=== Your objective ===
Write out every entry exactly as it stands.

**********

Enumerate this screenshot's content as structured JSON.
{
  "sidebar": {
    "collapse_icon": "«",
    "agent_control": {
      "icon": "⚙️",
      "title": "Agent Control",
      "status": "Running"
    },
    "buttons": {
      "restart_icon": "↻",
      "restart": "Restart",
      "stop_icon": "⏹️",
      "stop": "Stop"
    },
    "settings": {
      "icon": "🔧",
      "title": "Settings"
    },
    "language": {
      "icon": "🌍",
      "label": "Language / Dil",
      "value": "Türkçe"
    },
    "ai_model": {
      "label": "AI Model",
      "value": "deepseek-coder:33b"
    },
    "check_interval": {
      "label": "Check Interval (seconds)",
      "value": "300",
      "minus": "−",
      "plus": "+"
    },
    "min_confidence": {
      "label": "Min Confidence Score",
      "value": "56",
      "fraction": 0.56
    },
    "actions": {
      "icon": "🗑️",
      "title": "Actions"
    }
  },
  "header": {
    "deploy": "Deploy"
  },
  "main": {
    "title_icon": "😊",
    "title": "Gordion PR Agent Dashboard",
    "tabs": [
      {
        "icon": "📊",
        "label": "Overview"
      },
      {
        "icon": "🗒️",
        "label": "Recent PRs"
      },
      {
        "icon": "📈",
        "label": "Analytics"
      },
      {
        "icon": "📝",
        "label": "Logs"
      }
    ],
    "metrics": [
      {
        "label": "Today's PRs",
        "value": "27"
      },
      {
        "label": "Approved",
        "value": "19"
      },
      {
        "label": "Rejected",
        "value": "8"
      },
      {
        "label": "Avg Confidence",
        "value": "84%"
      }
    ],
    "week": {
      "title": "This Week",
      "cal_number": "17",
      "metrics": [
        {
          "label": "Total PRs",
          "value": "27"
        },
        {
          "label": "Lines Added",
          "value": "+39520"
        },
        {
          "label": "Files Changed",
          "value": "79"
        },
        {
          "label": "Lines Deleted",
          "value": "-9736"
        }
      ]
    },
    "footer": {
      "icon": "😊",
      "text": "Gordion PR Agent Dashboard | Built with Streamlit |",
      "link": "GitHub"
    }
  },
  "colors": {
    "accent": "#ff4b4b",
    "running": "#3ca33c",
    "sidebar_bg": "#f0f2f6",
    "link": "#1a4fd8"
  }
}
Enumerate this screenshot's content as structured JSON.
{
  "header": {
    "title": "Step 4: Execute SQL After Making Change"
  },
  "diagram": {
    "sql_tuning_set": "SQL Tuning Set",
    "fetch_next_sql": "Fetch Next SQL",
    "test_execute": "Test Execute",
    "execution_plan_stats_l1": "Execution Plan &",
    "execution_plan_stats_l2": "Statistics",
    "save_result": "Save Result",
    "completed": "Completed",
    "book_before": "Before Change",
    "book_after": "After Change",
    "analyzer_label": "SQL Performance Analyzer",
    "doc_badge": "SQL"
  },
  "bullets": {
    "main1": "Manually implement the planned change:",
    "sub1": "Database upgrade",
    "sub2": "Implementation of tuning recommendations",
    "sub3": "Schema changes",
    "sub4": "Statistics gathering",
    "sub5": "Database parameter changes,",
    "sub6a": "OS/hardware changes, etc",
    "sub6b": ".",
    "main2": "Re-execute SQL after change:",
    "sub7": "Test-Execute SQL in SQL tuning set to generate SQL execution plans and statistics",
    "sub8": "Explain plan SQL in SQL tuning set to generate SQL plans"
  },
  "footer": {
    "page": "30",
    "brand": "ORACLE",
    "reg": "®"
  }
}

**********

=== Worked solution ===
Enumerate this screenshot's content as structured JSON.
{
  "sidebar": {
    "collapse_icon": "«",
    "agent_control": {
      "icon": "⚙️",
      "title": "Agent Control",
      "status": "Running"
    },
    "buttons": {
      "restart_icon": "↻",
      "restart": "Restart",
      "stop_icon": "⏹️",
      "stop": "Stop"
    },
    "settings": {
      "icon": "🔧",
      "title": "Settings"
    },
    "language": {
      "icon": "🌍",
      "label": "Language / Dil",
      "value": "Türkçe"
    },
    "ai_model": {
      "label": "AI Model",
      "value": "deepseek-coder:33b"
    },
    "check_interval": {
      "label": "Check Interval (seconds)",
      "value": "300",
      "minus": "−",
      "plus": "+"
    },
    "min_confidence": {
      "label": "Min Confidence Score",
      "value": "56",
      "fraction": 0.56
    },
    "actions": {
      "icon": "🗑️",
      "title": "Actions"
    }
  },
  "header": {
    "deploy": "Deploy"
  },
  "main": {
    "title_icon": "😊",
    "title": "Gordion PR Agent Dashboard",
    "tabs": [
      {
        "icon": "📊",
        "label": "Overview"
      },
      {
        "icon": "🗒️",
        "label": "Recent PRs"
      },
      {
        "icon": "📈",
        "label": "Analytics"
      },
      {
        "icon": "📝",
        "label": "Logs"
      }
    ],
    "metrics": [
      {
        "label": "Today's PRs",
        "value": "27"
      },
      {
        "label": "Approved",
        "value": "19"
      },
      {
        "label": "Rejected",
        "value": "8"
      },
      {
        "label": "Avg Confidence",
        "value": "84%"
      }
    ],
    "week": {
      "title": "This Week",
      "cal_number": "17",
      "metrics": [
        {
          "label": "Total PRs",
          "value": "27"
        },
        {
          "label": "Lines Added",
          "value": "+39520"
        },
        {
          "label": "Files Changed",
          "value": "79"
        },
        {
          "label": "Lines Deleted",
          "value": "-9736"
        }
      ]
    },
    "footer": {
      "icon": "😊",
      "text": "Gordion PR Agent Dashboard | Built with Streamlit |",
      "link": "GitHub"
    }
  },
  "colors": {
    "accent": "#ff4b4b",
    "running": "#3ca33c",
    "sidebar_bg": "#f0f2f6",
    "link": "#1a4fd8"
  }
}
Enumerate this screenshot's content as structured JSON.
{
  "header": {
    "title": "Step 4: Execute SQL After Making Change"
  },
  "diagram": {
    "sql_tuning_set": "SQL Tuning Set",
    "fetch_next_sql": "Fetch Next SQL",
    "test_execute": "Test Execute",
    "execution_plan_stats_l1": "Execution Plan &",
    "execution_plan_stats_l2": "Statistics",
    "save_result": "Save Result",
    "completed": "Completed",
    "book_before": "Before Change",
    "book_after": "After Change",
    "analyzer_label": "SQL Performance Analyzer",
    "doc_badge": "SQL"
  },
  "bullets": {
    "main1": "Manually implement the planned change:",
    "sub1": "Database upgrade",
    "sub2": "Implementation of tuning recommendations",
    "sub3": "Schema changes",
    "sub4": "Statistics gathering",
    "sub5": "Database parameter changes,",
    "sub6a": "OS/hardware changes, etc",
    "sub6b": ".",
    "main2": "Re-execute SQL after change:",
    "sub7": "Test-Execute SQL in SQL tuning set to generate SQL execution plans and statistics",
    "sub8": "Explain plan SQL in SQL tuning set to generate SQL plans"
  },
  "footer": {
    "page": "30",
    "brand": "ORACLE",
    "reg": "®"
  }
}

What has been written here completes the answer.